Work to be completed:
Gather each line in the entries that includes the string "from".
---------- Exercise data
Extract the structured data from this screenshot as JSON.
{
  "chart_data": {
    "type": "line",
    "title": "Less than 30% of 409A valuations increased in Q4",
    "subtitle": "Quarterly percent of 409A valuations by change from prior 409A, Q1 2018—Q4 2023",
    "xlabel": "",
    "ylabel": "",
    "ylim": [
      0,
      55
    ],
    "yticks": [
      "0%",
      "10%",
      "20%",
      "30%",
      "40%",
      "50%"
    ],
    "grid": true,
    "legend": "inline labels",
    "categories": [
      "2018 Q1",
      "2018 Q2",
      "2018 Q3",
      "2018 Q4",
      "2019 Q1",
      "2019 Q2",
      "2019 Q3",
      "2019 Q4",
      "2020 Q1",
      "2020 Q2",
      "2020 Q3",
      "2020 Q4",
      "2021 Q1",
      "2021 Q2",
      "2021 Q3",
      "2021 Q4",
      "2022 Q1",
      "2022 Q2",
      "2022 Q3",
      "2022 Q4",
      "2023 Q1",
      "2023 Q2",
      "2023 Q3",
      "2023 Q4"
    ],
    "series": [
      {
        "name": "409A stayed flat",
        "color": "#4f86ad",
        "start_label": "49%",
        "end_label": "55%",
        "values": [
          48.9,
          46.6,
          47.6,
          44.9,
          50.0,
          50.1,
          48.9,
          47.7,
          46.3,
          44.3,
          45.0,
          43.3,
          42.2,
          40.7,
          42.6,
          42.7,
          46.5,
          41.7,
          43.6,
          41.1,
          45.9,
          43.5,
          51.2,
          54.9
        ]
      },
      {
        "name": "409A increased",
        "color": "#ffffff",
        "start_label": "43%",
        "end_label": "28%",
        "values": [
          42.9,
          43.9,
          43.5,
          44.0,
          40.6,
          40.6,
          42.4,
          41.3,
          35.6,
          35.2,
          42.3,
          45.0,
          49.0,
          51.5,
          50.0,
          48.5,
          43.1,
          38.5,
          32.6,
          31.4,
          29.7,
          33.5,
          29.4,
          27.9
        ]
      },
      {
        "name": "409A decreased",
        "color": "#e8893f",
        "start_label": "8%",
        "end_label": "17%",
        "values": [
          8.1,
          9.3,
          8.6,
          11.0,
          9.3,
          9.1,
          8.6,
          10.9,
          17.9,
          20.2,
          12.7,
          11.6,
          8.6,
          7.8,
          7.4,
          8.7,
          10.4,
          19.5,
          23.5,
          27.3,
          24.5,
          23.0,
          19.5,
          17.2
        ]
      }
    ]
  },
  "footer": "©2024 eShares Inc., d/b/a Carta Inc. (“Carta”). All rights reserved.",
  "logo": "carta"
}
--------------------
Response to this exercise:
Extract the structured data from this screenshot as JSON.
    "subtitle": "Quarterly percent of 409A valuations by change from prior 409A, Q1 2018—Q4 2023",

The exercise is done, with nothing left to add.